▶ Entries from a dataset
start
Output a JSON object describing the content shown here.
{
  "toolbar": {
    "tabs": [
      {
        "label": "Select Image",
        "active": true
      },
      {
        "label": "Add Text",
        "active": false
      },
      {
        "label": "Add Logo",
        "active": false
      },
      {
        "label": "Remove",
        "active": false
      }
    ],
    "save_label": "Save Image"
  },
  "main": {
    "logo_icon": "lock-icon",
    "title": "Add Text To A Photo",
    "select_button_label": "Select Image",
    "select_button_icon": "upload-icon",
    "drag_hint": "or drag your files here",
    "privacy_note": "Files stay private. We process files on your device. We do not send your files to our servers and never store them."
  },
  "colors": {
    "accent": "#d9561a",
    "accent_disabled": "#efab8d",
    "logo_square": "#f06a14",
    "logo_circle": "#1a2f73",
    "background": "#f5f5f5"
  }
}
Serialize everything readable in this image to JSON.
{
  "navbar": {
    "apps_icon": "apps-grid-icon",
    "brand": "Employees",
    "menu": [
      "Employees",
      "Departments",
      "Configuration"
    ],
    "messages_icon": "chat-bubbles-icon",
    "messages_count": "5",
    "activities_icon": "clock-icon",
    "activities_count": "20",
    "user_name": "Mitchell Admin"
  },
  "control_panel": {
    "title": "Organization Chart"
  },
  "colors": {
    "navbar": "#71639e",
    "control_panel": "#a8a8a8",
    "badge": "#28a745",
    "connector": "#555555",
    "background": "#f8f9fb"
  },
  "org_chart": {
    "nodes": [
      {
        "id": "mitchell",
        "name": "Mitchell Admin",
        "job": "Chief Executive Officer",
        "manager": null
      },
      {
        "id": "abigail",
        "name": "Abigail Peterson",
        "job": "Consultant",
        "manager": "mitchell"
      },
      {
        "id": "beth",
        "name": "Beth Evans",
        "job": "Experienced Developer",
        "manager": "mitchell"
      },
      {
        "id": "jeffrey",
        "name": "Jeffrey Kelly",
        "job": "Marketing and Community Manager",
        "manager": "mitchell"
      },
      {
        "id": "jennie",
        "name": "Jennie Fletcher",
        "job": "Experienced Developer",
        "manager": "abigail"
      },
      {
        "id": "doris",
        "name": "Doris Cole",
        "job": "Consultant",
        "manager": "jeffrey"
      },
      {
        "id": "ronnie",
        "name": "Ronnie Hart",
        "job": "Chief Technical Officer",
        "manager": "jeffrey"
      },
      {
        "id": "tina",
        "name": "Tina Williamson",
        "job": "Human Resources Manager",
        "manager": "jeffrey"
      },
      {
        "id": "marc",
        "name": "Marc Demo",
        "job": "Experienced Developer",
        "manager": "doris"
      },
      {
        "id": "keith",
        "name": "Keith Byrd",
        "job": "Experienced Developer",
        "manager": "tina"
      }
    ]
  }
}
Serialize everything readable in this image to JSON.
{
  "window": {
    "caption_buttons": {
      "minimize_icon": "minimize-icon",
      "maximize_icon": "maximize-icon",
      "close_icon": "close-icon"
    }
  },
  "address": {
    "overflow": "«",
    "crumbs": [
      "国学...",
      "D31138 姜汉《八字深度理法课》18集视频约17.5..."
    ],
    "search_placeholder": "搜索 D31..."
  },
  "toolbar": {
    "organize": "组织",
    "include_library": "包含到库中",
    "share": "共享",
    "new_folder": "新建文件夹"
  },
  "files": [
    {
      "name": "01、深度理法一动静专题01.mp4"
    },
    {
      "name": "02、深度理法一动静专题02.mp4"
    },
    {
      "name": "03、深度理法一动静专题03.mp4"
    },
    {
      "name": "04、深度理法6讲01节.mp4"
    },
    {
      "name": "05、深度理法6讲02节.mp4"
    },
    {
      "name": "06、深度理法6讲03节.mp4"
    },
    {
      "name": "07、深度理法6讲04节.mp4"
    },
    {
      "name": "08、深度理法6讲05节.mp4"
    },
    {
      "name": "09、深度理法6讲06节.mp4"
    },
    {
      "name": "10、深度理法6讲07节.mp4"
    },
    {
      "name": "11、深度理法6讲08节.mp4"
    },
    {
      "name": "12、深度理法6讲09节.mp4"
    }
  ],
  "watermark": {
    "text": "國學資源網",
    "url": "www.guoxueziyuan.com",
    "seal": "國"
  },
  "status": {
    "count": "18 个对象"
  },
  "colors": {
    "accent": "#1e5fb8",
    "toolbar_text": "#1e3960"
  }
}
end
▶ The exercise
Exactly reproduce every line of the records.

▶ Correct answer
Output a JSON object describing the content shown here.
{
  "toolbar": {
    "tabs": [
      {
        "label": "Select Image",
        "active": true
      },
      {
        "label": "Add Text",
        "active": false
      },
      {
        "label": "Add Logo",
        "active": false
      },
      {
        "label": "Remove",
        "active": false
      }
    ],
    "save_label": "Save Image"
  },
  "main": {
    "logo_icon": "lock-icon",
    "title": "Add Text To A Photo",
    "select_button_label": "Select Image",
    "select_button_icon": "upload-icon",
    "drag_hint": "or drag your files here",
    "privacy_note": "Files stay private. We process files on your device. We do not send your files to our servers and never store them."
  },
  "colors": {
    "accent": "#d9561a",
    "accent_disabled": "#efab8d",
    "logo_square": "#f06a14",
    "logo_circle": "#1a2f73",
    "background": "#f5f5f5"
  }
}
Serialize everything readable in this image to JSON.
{
  "navbar": {
    "apps_icon": "apps-grid-icon",
    "brand": "Employees",
    "menu": [
      "Employees",
      "Departments",
      "Configuration"
    ],
    "messages_icon": "chat-bubbles-icon",
    "messages_count": "5",
    "activities_icon": "clock-icon",
    "activities_count": "20",
    "user_name": "Mitchell Admin"
  },
  "control_panel": {
    "title": "Organization Chart"
  },
  "colors": {
    "navbar": "#71639e",
    "control_panel": "#a8a8a8",
    "badge": "#28a745",
    "connector": "#555555",
    "background": "#f8f9fb"
  },
  "org_chart": {
    "nodes": [
      {
        "id": "mitchell",
        "name": "Mitchell Admin",
        "job": "Chief Executive Officer",
        "manager": null
      },
      {
        "id": "abigail",
        "name": "Abigail Peterson",
        "job": "Consultant",
        "manager": "mitchell"
      },
      {
        "id": "beth",
        "name": "Beth Evans",
        "job": "Experienced Developer",
        "manager": "mitchell"
      },
      {
        "id": "jeffrey",
        "name": "Jeffrey Kelly",
        "job": "Marketing and Community Manager",
        "manager": "mitchell"
      },
      {
        "id": "jennie",
        "name": "Jennie Fletcher",
        "job": "Experienced Developer",
        "manager": "abigail"
      },
      {
        "id": "doris",
        "name": "Doris Cole",
        "job": "Consultant",
        "manager": "jeffrey"
      },
      {
        "id": "ronnie",
        "name": "Ronnie Hart",
        "job": "Chief Technical Officer",
        "manager": "jeffrey"
      },
      {
        "id": "tina",
        "name": "Tina Williamson",
        "job": "Human Resources Manager",
        "manager": "jeffrey"
      },
      {
        "id": "marc",
        "name": "Marc Demo",
        "job": "Experienced Developer",
        "manager": "doris"
      },
      {
        "id": "keith",
        "name": "Keith Byrd",
        "job": "Experienced Developer",
        "manager": "tina"
      }
    ]
  }
}
Serialize everything readable in this image to JSON.
{
  "window": {
    "caption_buttons": {
      "minimize_icon": "minimize-icon",
      "maximize_icon": "maximize-icon",
      "close_icon": "close-icon"
    }
  },
  "address": {
    "overflow": "«",
    "crumbs": [
      "国学...",
      "D31138 姜汉《八字深度理法课》18集视频约17.5..."
    ],
    "search_placeholder": "搜索 D31..."
  },
  "toolbar": {
    "organize": "组织",
    "include_library": "包含到库中",
    "share": "共享",
    "new_folder": "新建文件夹"
  },
  "files": [
    {
      "name": "01、深度理法一动静专题01.mp4"
    },
    {
      "name": "02、深度理法一动静专题02.mp4"
    },
    {
      "name": "03、深度理法一动静专题03.mp4"
    },
    {
      "name": "04、深度理法6讲01节.mp4"
    },
    {
      "name": "05、深度理法6讲02节.mp4"
    },
    {
      "name": "06、深度理法6讲03节.mp4"
    },
    {
      "name": "07、深度理法6讲04节.mp4"
    },
    {
      "name": "08、深度理法6讲05节.mp4"
    },
    {
      "name": "09、深度理法6讲06节.mp4"
    },
    {
      "name": "10、深度理法6讲07节.mp4"
    },
    {
      "name": "11、深度理法6讲08节.mp4"
    },
    {
      "name": "12、深度理法6讲09节.mp4"
    }
  ],
  "watermark": {
    "text": "國學資源網",
    "url": "www.guoxueziyuan.com",
    "seal": "國"
  },
  "status": {
    "count": "18 个对象"
  },
  "colors": {
    "accent": "#1e5fb8",
    "toolbar_text": "#1e3960"
  }
}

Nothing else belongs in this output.